### What to work on
All of the lines below are to be printed again exactly; images are excluded from the output.

(Records from a data source)
=====
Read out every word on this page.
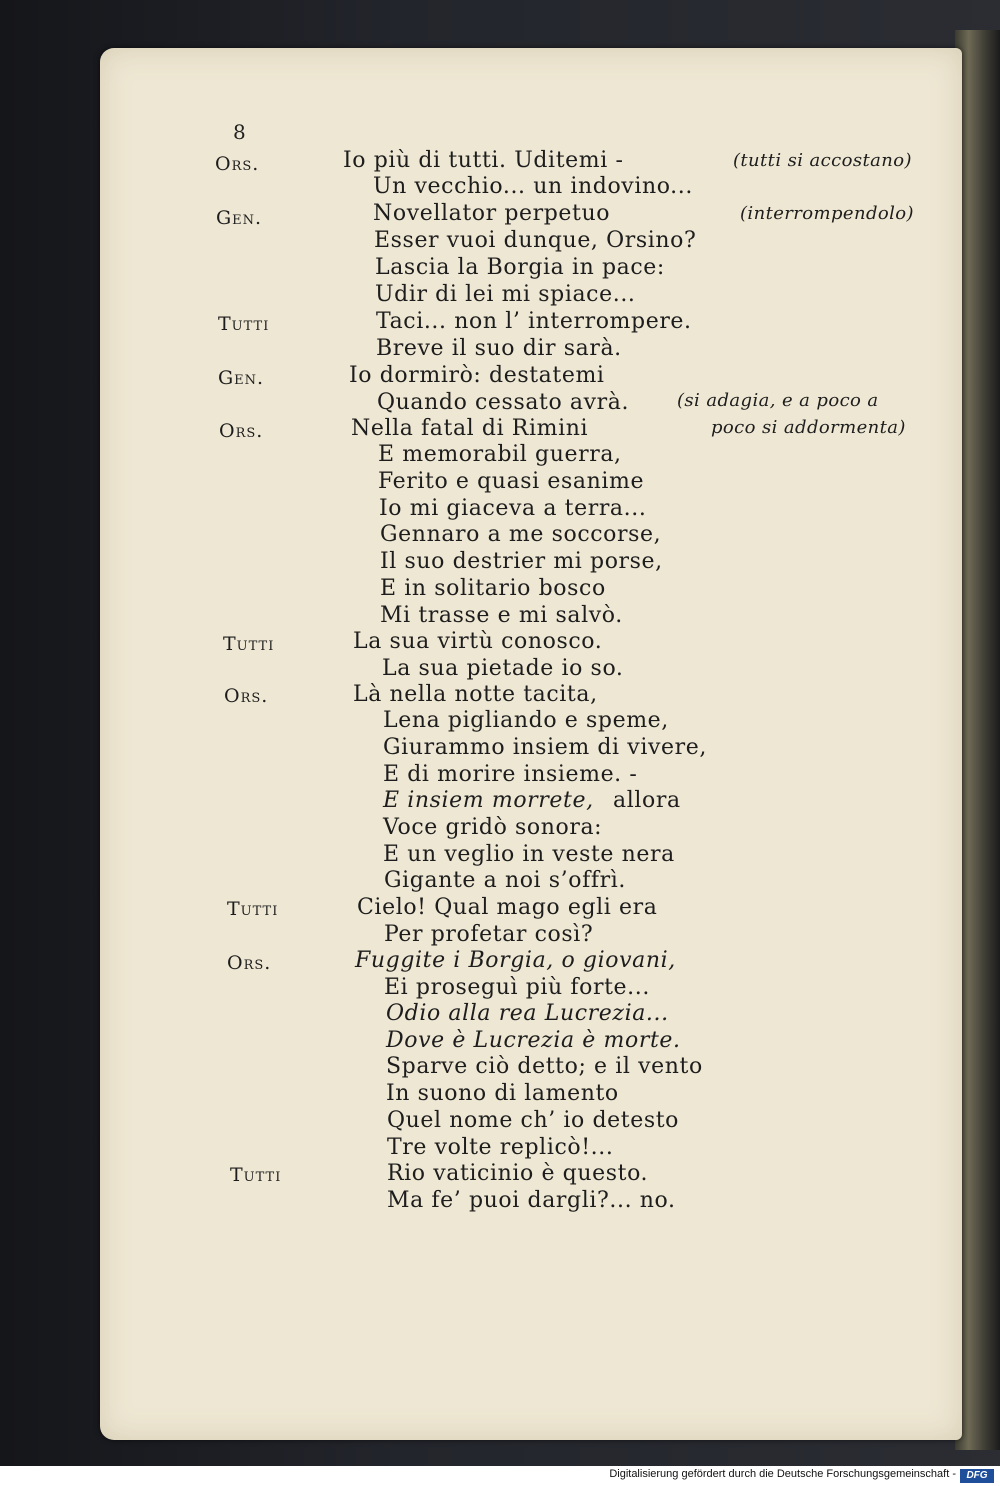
8
Ors.
Gen.
Tutti
Gen.
Ors.
Tutti
Ors.
Tutti
Ors.
Tutti
Io più di tutti. Uditemi -
Un vecchio... un indovino...
Novellator perpetuo
Esser vuoi dunque, Orsino?
Lascia la Borgia in pace:
Udir di lei mi spiace...
Taci... non l’ interrompere.
Breve il suo dir sarà.
Io dormirò: destatemi
Quando cessato avrà.
Nella fatal di Rimini
E memorabil guerra,
Ferito e quasi esanime
Io mi giaceva a terra...
Gennaro a me soccorse,
Il suo destrier mi porse,
E in solitario bosco
Mi trasse e mi salvò.
La sua virtù conosco.
La sua pietade io so.
Là nella notte tacita,
Lena pigliando e speme,
Giurammo insiem di vivere,
E di morire insieme. -
E insiem morrete, allora
Voce gridò sonora:
E un veglio in veste nera
Gigante a noi s’offrì.
Cielo! Qual mago egli era
Per profetar così?
Fuggite i Borgia, o giovani,
Ei proseguì più forte...
Odio alla rea Lucrezia...
Dove è Lucrezia è morte.
Sparve ciò detto; e il vento
In suono di lamento
Quel nome ch’ io detesto
Tre volte replicò!...
Rio vaticinio è questo.
Ma fe’ puoi dargli?... no.
(tutti si accostano)
(interrompendolo)
(si adagia, e a poco a
poco si addormenta)
Digitalisierung gefördert durch die Deutsche Forschungsgemeinschaft -	DFG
=====
### Full output
Read out every word on this page.
8
Ors.
Gen.
Tutti
Gen.
Ors.
Tutti
Ors.
Tutti
Ors.
Tutti
Io più di tutti. Uditemi -
Un vecchio... un indovino...
Novellator perpetuo
Esser vuoi dunque, Orsino?
Lascia la Borgia in pace:
Udir di lei mi spiace...
Taci... non l’ interrompere.
Breve il suo dir sarà.
Io dormirò: destatemi
Quando cessato avrà.
Nella fatal di Rimini
E memorabil guerra,
Ferito e quasi esanime
Io mi giaceva a terra...
Gennaro a me soccorse,
Il suo destrier mi porse,
E in solitario bosco
Mi trasse e mi salvò.
La sua virtù conosco.
La sua pietade io so.
Là nella notte tacita,
Lena pigliando e speme,
Giurammo insiem di vivere,
E di morire insieme. -
E insiem morrete, allora
Voce gridò sonora:
E un veglio in veste nera
Gigante a noi s’offrì.
Cielo! Qual mago egli era
Per profetar così?
Fuggite i Borgia, o giovani,
Ei proseguì più forte...
Odio alla rea Lucrezia...
Dove è Lucrezia è morte.
Sparve ciò detto; e il vento
In suono di lamento
Quel nome ch’ io detesto
Tre volte replicò!...
Rio vaticinio è questo.
Ma fe’ puoi dargli?... no.
(tutti si accostano)
(interrompendolo)
(si adagia, e a poco a
poco si addormenta)
Digitalisierung gefördert durch die Deutsche Forschungsgemeinschaft -	DFG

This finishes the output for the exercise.